### Stated exercise A
Copy out the letter about the Red Lion at Kilpeck word for word, in full.

Setting the record straight

I didn't realise that your publication was going down the Daily Mail route of scare mongering and misinforming its readership. Roger Protz' comments on the Red Lion at Kilpeck (MA, 22 February) lack any research whatsoever and draw wholly unacceptable comparisons.

Fact - Three former licensees made a satisfactory living from the pub previously. Strange how the pub was not trading when the current owners acquired it - one of those three hadn't been doing their job properly!

Fact - Village pubs are an important facility, but it is Herefordshire Council that has allowed our village shops and post offices to close by letting the big supermarkets move into our towns.

It is also they who make the prospect of altering and improving licensed premises a virtual impossibility; to quote myself as an example, I spent over £300,000

re-developing my premises, to the benefit of my village, but had my original application refused and needed the support of over 300 letters to get approval.

Fact - The pub was marketed through RTA for £425,000; £250,000 can buy you a three-bedroom house in our gorgeous county, however, in Kilpeck, you would probably expect it to be around £300,000. In addition, you have to consider the car park as a potential building plot - a plot of land has a value of between £110,000 and £135,000. Does the asking price now seem unrealistic?

### Dataset excerpts
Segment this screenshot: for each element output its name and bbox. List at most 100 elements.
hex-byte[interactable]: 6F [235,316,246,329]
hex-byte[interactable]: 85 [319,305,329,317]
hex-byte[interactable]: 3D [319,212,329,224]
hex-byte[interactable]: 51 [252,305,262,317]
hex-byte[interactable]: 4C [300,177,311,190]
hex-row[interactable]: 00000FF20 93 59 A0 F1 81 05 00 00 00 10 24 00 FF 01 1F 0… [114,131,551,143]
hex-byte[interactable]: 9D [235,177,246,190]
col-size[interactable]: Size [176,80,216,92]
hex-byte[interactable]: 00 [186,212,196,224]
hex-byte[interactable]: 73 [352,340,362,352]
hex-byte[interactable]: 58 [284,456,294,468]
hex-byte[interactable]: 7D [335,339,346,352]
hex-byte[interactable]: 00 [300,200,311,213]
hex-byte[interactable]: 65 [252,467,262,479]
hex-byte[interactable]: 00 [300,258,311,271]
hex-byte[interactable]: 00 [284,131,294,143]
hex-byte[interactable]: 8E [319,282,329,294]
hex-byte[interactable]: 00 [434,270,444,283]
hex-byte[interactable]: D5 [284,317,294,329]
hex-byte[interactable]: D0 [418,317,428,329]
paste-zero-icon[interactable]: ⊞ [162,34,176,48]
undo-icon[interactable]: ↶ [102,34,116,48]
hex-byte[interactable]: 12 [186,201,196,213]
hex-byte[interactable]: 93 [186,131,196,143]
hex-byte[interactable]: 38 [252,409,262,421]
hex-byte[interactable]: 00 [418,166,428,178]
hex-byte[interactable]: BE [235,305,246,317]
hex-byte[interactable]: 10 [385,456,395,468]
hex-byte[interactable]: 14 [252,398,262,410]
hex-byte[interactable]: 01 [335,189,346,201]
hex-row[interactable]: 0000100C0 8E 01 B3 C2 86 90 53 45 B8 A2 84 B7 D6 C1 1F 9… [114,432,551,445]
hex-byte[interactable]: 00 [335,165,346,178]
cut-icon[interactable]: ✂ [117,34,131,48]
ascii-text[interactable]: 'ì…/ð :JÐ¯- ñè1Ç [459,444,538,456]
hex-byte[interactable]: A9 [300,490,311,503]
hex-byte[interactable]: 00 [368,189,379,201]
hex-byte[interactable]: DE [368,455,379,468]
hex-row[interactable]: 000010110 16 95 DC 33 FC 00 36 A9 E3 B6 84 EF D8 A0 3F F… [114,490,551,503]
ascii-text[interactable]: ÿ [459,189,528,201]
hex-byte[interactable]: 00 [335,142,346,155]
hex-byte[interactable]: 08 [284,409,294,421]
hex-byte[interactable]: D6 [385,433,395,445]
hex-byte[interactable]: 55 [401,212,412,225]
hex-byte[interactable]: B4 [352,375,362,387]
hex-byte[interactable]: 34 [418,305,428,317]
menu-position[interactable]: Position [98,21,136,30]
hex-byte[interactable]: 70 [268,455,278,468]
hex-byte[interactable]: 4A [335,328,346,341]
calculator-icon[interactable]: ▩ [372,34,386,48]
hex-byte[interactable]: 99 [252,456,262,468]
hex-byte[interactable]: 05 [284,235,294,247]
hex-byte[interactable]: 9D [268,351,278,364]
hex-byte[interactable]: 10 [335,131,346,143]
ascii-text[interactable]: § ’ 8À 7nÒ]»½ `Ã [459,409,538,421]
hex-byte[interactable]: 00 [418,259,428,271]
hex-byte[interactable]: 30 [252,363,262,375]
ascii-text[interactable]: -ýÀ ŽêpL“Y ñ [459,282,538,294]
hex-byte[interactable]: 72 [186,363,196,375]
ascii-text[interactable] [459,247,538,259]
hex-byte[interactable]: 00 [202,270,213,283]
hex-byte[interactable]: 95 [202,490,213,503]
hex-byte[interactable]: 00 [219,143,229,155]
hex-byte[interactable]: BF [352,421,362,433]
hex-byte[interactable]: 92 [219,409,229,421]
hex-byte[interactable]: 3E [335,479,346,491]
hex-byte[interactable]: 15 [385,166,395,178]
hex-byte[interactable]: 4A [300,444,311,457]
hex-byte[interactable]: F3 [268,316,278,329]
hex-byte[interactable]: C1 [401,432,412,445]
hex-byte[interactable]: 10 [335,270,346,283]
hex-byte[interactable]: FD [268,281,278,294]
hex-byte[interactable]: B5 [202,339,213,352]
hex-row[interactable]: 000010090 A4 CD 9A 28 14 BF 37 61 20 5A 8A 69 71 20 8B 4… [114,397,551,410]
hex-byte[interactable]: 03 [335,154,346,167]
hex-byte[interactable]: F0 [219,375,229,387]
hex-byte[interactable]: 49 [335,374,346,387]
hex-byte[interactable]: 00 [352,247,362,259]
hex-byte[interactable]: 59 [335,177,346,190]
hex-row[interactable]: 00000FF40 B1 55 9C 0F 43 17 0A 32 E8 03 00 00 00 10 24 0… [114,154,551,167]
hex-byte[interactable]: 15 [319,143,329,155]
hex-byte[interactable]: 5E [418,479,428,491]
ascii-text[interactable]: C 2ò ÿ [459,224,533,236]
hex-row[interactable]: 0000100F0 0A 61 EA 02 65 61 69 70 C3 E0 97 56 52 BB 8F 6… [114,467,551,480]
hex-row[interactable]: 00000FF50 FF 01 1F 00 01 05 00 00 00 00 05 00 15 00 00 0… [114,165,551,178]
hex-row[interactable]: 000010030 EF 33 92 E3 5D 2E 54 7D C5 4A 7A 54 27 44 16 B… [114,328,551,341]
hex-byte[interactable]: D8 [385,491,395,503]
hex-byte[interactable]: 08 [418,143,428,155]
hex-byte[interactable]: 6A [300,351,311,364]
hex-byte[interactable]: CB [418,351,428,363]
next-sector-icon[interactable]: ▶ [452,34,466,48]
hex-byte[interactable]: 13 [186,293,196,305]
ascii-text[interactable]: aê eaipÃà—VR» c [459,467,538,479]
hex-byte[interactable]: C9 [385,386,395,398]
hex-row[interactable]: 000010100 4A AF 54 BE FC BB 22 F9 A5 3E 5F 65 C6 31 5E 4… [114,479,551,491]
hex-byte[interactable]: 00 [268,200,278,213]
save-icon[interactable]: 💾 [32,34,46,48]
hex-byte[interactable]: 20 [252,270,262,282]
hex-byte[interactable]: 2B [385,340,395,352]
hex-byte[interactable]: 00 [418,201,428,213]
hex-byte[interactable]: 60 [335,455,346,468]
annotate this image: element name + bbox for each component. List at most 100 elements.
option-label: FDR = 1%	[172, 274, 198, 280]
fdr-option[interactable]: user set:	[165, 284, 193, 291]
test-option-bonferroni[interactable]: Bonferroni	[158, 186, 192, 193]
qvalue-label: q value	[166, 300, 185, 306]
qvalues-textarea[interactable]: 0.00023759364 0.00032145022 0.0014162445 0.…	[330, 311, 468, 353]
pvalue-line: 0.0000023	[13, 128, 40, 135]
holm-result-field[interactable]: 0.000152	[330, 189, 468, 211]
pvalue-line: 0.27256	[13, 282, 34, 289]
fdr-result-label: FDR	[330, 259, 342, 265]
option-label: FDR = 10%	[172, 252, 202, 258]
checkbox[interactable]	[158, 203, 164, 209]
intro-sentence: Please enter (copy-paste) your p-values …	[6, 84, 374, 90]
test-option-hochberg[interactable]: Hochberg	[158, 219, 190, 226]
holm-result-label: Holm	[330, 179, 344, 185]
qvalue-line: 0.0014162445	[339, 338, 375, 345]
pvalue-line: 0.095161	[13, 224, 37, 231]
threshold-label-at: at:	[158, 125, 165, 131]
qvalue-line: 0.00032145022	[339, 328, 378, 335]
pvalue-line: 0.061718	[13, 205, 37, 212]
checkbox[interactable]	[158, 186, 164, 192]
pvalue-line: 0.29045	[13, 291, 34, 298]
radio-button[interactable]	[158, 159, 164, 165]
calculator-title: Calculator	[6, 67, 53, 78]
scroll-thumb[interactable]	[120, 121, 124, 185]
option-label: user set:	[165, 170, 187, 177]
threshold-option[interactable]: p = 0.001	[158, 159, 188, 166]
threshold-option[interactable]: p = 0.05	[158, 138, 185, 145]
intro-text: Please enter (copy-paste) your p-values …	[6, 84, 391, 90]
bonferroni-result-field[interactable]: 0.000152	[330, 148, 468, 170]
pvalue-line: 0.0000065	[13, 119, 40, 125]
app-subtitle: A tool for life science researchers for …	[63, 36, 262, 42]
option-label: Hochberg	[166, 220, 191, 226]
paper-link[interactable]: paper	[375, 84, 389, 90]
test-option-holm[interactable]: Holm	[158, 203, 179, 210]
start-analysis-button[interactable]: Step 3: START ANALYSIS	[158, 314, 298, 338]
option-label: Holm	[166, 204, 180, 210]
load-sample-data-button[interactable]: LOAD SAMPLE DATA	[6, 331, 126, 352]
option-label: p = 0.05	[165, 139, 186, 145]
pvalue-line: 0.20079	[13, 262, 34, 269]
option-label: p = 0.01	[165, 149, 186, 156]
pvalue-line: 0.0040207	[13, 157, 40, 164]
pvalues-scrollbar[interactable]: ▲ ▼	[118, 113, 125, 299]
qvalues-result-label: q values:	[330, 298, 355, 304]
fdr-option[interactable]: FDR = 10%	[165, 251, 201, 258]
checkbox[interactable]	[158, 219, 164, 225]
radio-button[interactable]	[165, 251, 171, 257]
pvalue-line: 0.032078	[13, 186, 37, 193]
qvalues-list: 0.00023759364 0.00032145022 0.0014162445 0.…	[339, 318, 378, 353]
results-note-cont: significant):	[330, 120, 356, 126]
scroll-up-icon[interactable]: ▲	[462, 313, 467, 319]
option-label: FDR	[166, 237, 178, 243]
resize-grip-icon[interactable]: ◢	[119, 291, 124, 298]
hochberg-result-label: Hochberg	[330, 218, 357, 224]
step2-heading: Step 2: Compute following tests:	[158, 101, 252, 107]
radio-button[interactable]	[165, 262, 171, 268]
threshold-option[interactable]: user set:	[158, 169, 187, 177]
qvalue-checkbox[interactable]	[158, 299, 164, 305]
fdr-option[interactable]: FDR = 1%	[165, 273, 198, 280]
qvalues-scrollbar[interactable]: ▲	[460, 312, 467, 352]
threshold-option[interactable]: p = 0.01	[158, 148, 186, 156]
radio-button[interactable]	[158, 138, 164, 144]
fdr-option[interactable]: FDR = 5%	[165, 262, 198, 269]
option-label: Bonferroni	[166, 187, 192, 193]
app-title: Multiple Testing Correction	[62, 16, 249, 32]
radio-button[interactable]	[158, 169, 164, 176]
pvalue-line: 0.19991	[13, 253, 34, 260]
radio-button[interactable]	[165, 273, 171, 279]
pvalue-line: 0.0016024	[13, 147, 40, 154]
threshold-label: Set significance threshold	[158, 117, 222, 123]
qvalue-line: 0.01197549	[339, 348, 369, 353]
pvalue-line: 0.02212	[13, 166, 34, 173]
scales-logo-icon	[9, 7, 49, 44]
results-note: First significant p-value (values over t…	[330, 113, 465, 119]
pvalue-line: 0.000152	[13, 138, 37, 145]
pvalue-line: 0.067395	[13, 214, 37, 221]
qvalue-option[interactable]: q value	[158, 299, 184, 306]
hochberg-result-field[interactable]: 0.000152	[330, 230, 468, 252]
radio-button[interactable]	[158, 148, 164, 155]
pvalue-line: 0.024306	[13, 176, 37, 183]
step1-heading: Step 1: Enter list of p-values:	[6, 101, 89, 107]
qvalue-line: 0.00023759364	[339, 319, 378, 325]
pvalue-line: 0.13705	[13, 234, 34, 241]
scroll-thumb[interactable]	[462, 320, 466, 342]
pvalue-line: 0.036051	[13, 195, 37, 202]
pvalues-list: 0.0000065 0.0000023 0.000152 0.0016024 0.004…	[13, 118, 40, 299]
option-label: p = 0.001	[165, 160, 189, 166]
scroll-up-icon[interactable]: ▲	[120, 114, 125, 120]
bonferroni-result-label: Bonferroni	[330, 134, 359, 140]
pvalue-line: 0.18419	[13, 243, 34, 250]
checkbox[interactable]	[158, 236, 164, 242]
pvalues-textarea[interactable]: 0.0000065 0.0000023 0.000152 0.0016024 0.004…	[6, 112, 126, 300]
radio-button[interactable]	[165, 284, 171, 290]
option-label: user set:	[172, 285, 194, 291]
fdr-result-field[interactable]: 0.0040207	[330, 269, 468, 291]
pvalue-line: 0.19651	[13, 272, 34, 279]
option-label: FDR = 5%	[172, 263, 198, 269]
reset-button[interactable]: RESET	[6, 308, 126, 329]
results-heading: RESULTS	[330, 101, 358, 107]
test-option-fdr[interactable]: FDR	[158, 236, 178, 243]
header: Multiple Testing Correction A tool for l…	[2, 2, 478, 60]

### Stated exercise B
Turn the lines of the records from their very first line through the line containing "col-size[interactable]: Size [176,80,216,92]", both included, into a numbered list with blank lines omitted. List only those lines.

### Correct result A
Setting the record straight

I didn't realise that your publication was going down the Daily Mail route of scare mongering and misinforming its readership. Roger Protz' comments on the Red Lion at Kilpeck (MA, 22 February) lack any research whatsoever and draw wholly unacceptable comparisons.

Fact - Three former licensees made a satisfactory living from the pub previously. Strange how the pub was not trading when the current owners acquired it - one of those three hadn't been doing their job properly!

Fact - Village pubs are an important facility, but it is Herefordshire Council that has allowed our village shops and post offices to close by letting the big supermarkets move into our towns.

It is also they who make the prospect of altering and improving licensed premises a virtual impossibility; to quote myself as an example, I spent over £300,000

re-developing my premises, to the benefit of my village, but had my original application refused and needed the support of over 300 letters to get approval.

Fact - The pub was marketed through RTA for £425,000; £250,000 can buy you a three-bedroom house in our gorgeous county, however, in Kilpeck, you would probably expect it to be around £300,000. In addition, you have to consider the car park as a potential building plot - a plot of land has a value of between £110,000 and £135,000. Does the asking price now seem unrealistic?

### Correct result B
1. Segment this screenshot: for each element output its name and bbox. List at most 100 elements.
2. hex-byte[interactable]: 6F [235,316,246,329]
3. hex-byte[interactable]: 85 [319,305,329,317]
4. hex-byte[interactable]: 3D [319,212,329,224]
5. hex-byte[interactable]: 51 [252,305,262,317]
6. hex-byte[interactable]: 4C [300,177,311,190]
7. hex-row[interactable]: 00000FF20 93 59 A0 F1 81 05 00 00 00 10 24 00 FF 01 1F 0… [114,131,551,143]
8. hex-byte[interactable]: 9D [235,177,246,190]
9. col-size[interactable]: Size [176,80,216,92]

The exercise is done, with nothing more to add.